EXERCISE TASK = Repeat every record below exactly, leaving out the pictures.

GIVEN ENTRIES =
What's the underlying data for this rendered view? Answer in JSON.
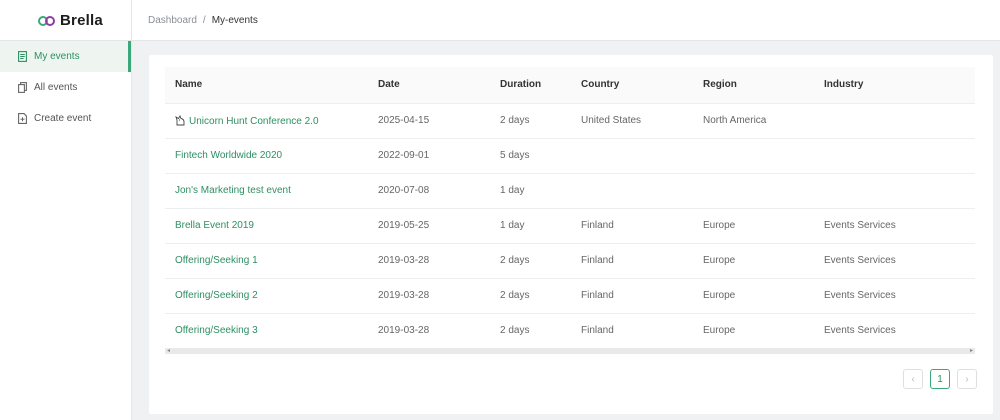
{
  "brand": {
    "name": "Brella"
  },
  "breadcrumb": {
    "root": "Dashboard",
    "separator": "/",
    "current": "My-events"
  },
  "sidebar": {
    "items": [
      {
        "label": "My events",
        "icon": "calendar-list-icon",
        "active": true
      },
      {
        "label": "All events",
        "icon": "copy-icon",
        "active": false
      },
      {
        "label": "Create event",
        "icon": "file-add-icon",
        "active": false
      }
    ]
  },
  "table": {
    "headers": [
      "Name",
      "Date",
      "Duration",
      "Country",
      "Region",
      "Industry"
    ],
    "rows": [
      {
        "name": "Unicorn Hunt Conference 2.0",
        "date": "2025-04-15",
        "duration": "2 days",
        "country": "United States",
        "region": "North America",
        "industry": ""
      },
      {
        "name": "Fintech Worldwide 2020",
        "date": "2022-09-01",
        "duration": "5 days",
        "country": "",
        "region": "",
        "industry": ""
      },
      {
        "name": "Jon's Marketing test event",
        "date": "2020-07-08",
        "duration": "1 day",
        "country": "",
        "region": "",
        "industry": ""
      },
      {
        "name": "Brella Event 2019",
        "date": "2019-05-25",
        "duration": "1 day",
        "country": "Finland",
        "region": "Europe",
        "industry": "Events Services"
      },
      {
        "name": "Offering/Seeking 1",
        "date": "2019-03-28",
        "duration": "2 days",
        "country": "Finland",
        "region": "Europe",
        "industry": "Events Services"
      },
      {
        "name": "Offering/Seeking 2",
        "date": "2019-03-28",
        "duration": "2 days",
        "country": "Finland",
        "region": "Europe",
        "industry": "Events Services"
      },
      {
        "name": "Offering/Seeking 3",
        "date": "2019-03-28",
        "duration": "2 days",
        "country": "Finland",
        "region": "Europe",
        "industry": "Events Services"
      }
    ]
  },
  "pagination": {
    "prev": "‹",
    "current_page": "1",
    "next": "›"
  },
  "colors": {
    "accent": "#3ba87c",
    "link": "#2e8f62",
    "logo_secondary": "#8d3ea3"
  }
}
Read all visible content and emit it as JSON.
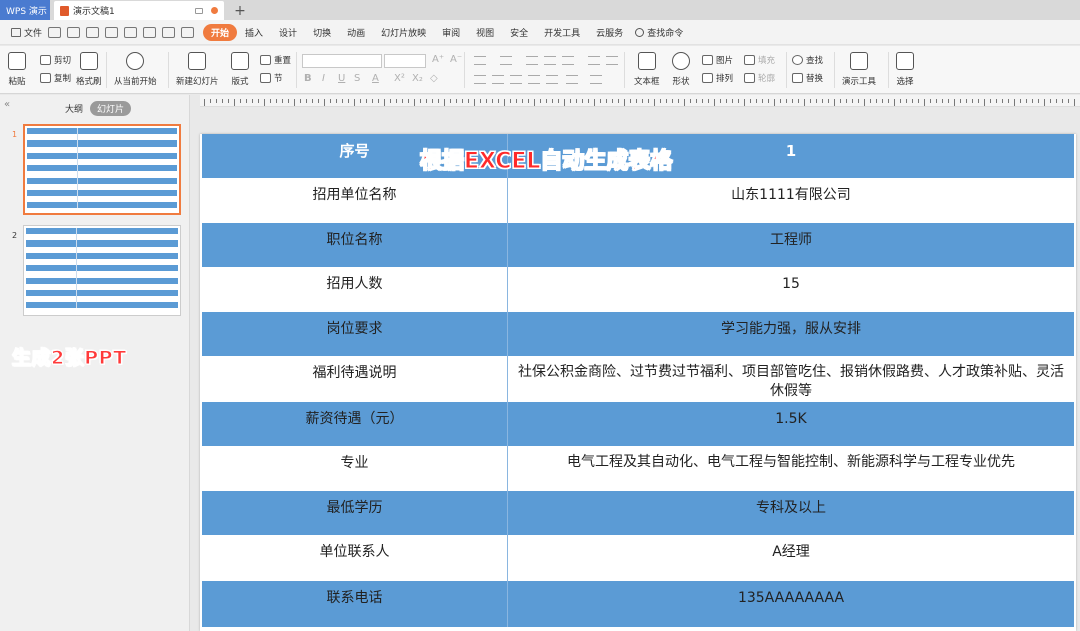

RESPONSE TO THIS TASK =
What's the underlying data for this rendered view? Answer in JSON.
{
  "brand": {
    "name": "Brella"
  },
  "breadcrumb": {
    "root": "Dashboard",
    "separator": "/",
    "current": "My-events"
  },
  "sidebar": {
    "items": [
      {
        "label": "My events",
        "icon": "calendar-list-icon",
        "active": true
      },
      {
        "label": "All events",
        "icon": "copy-icon",
        "active": false
      },
      {
        "label": "Create event",
        "icon": "file-add-icon",
        "active": false
      }
    ]
  },
  "table": {
    "headers": [
      "Name",
      "Date",
      "Duration",
      "Country",
      "Region",
      "Industry"
    ],
    "rows": [
      {
        "name": "Unicorn Hunt Conference 2.0",
        "date": "2025-04-15",
        "duration": "2 days",
        "country": "United States",
        "region": "North America",
        "industry": ""
      },
      {
        "name": "Fintech Worldwide 2020",
        "date": "2022-09-01",
        "duration": "5 days",
        "country": "",
        "region": "",
        "industry": ""
      },
      {
        "name": "Jon's Marketing test event",
        "date": "2020-07-08",
        "duration": "1 day",
        "country": "",
        "region": "",
        "industry": ""
      },
      {
        "name": "Brella Event 2019",
        "date": "2019-05-25",
        "duration": "1 day",
        "country": "Finland",
        "region": "Europe",
        "industry": "Events Services"
      },
      {
        "name": "Offering/Seeking 1",
        "date": "2019-03-28",
        "duration": "2 days",
        "country": "Finland",
        "region": "Europe",
        "industry": "Events Services"
      },
      {
        "name": "Offering/Seeking 2",
        "date": "2019-03-28",
        "duration": "2 days",
        "country": "Finland",
        "region": "Europe",
        "industry": "Events Services"
      },
      {
        "name": "Offering/Seeking 3",
        "date": "2019-03-28",
        "duration": "2 days",
        "country": "Finland",
        "region": "Europe",
        "industry": "Events Services"
      }
    ]
  },
  "pagination": {
    "prev": "‹",
    "current_page": "1",
    "next": "›"
  },
  "colors": {
    "accent": "#3ba87c",
    "link": "#2e8f62",
    "logo_secondary": "#8d3ea3"
  }
}
Read all visible content and emit it as JSON.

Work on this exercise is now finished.